EXERCISE DIRECTIONS = Lines containing the string "document" are to be collected in full.

PROVIDED ENTRIES =
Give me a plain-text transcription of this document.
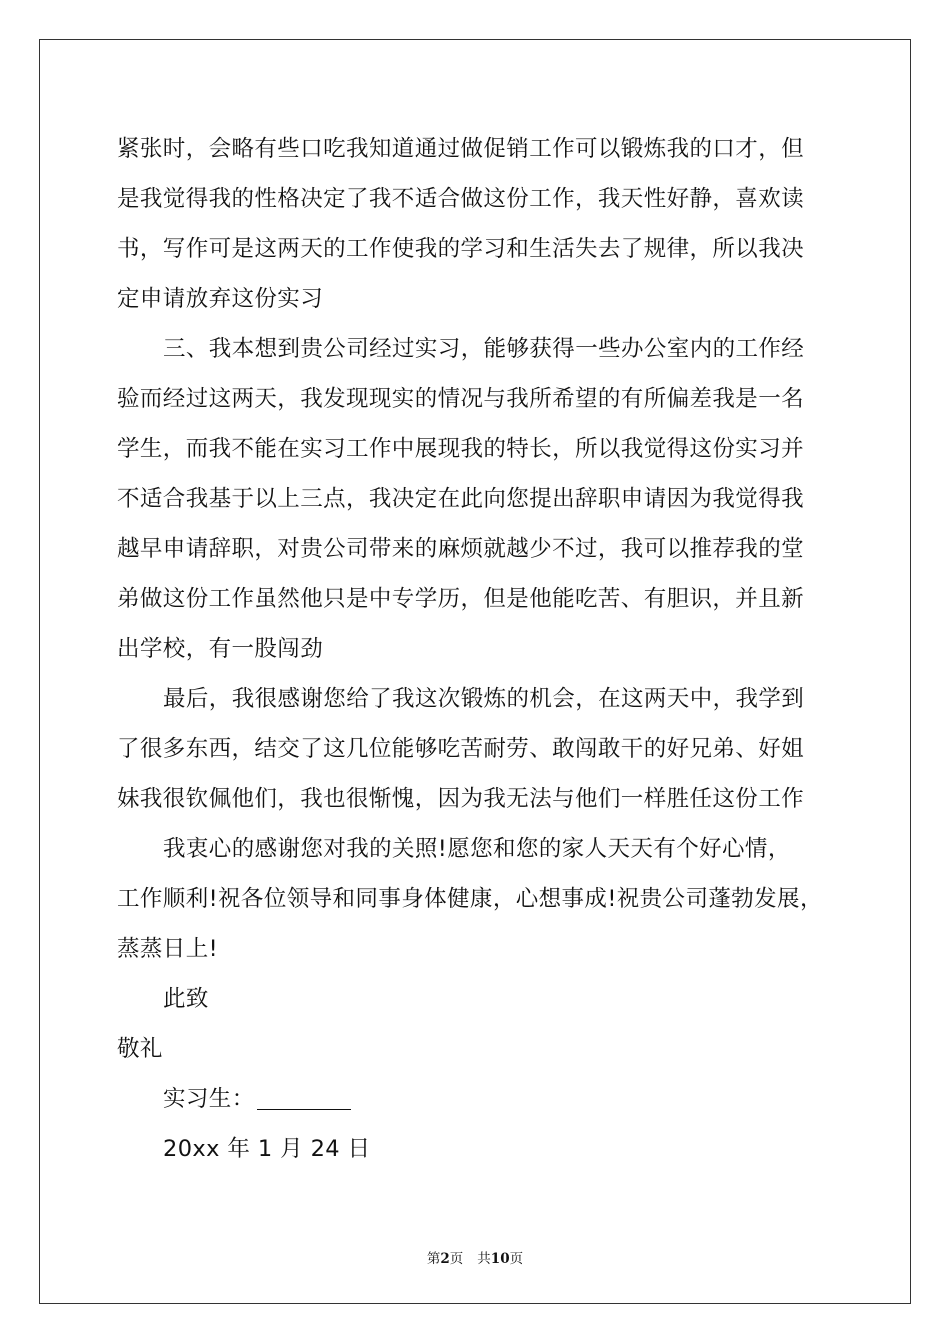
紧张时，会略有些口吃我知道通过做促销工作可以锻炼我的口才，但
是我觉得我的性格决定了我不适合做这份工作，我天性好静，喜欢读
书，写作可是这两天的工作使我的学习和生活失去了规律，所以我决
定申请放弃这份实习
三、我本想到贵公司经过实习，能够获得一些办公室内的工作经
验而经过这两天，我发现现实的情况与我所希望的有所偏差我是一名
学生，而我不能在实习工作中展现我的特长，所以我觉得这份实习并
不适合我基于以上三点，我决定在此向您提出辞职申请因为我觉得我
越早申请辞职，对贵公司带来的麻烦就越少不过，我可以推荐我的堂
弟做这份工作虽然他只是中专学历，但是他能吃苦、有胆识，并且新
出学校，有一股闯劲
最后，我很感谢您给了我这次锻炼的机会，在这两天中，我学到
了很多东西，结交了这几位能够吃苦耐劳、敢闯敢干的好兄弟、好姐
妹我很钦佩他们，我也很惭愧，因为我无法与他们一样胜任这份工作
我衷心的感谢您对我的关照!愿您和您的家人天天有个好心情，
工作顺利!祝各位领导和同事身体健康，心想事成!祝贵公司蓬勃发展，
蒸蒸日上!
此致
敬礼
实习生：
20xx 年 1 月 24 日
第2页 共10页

==

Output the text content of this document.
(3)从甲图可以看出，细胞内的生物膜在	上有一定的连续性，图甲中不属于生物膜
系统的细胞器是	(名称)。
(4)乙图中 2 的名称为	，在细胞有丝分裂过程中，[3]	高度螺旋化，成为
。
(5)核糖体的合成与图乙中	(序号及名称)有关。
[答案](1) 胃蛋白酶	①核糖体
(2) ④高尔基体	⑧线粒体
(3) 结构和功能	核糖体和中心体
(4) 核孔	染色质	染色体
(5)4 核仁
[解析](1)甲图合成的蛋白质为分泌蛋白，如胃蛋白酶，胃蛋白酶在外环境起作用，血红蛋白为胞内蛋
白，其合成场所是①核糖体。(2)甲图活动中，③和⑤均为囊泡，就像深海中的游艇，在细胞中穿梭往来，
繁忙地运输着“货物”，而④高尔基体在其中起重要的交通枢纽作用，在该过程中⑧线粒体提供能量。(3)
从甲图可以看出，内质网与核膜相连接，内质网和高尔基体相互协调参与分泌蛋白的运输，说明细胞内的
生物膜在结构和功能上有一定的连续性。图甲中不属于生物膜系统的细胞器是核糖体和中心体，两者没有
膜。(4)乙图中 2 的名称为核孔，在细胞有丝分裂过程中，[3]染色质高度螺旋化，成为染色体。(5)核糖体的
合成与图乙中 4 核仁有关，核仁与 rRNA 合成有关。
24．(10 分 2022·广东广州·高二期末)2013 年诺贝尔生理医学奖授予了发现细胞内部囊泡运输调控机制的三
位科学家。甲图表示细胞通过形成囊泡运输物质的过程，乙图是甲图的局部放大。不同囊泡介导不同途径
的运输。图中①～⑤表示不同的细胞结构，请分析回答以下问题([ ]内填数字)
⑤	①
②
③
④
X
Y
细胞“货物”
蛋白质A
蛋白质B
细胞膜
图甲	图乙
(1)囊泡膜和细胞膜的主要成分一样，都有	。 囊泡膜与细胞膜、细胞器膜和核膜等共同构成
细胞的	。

--

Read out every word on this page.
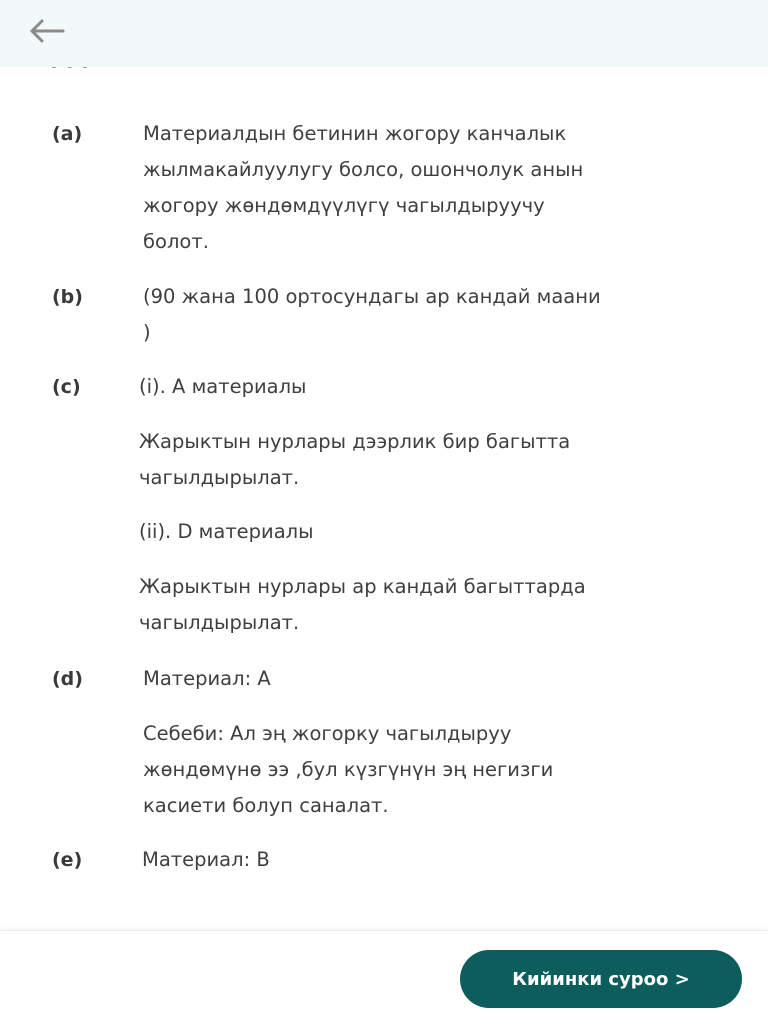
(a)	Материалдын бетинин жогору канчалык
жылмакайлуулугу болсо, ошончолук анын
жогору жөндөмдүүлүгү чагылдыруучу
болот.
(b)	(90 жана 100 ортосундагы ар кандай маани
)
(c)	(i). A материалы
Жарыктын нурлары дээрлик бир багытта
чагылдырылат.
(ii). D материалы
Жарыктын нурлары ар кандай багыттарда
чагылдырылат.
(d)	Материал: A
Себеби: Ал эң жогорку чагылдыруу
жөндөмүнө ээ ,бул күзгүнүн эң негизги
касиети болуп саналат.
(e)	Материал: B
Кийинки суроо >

PROBLEM SOLUTION =
Give me a plain-text transcription of this document.
Output the text content of this document.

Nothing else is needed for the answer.